■ **EXTRACTED DATA**
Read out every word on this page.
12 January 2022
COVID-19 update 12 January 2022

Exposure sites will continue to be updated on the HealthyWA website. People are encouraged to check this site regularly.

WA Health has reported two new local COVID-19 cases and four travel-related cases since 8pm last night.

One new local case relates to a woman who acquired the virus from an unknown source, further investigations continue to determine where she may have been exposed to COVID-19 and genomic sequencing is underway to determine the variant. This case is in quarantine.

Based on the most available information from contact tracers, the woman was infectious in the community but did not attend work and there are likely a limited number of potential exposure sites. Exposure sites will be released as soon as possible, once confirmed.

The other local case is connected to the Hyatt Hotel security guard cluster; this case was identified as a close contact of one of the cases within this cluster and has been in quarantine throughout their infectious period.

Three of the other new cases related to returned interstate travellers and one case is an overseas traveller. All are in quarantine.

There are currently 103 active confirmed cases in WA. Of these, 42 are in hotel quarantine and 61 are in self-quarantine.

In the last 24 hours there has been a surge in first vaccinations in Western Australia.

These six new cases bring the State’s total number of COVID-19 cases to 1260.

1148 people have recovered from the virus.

■ **TASK TO COMPLETE**
Every line that contains the string "related" should be returned from the data.

■ **REPLY**
WA Health has reported two new local COVID-19 cases and four travel-related cases since 8pm last night.
Three of the other new cases related to returned interstate travellers and one case is an overseas traveller. All are in quarantine.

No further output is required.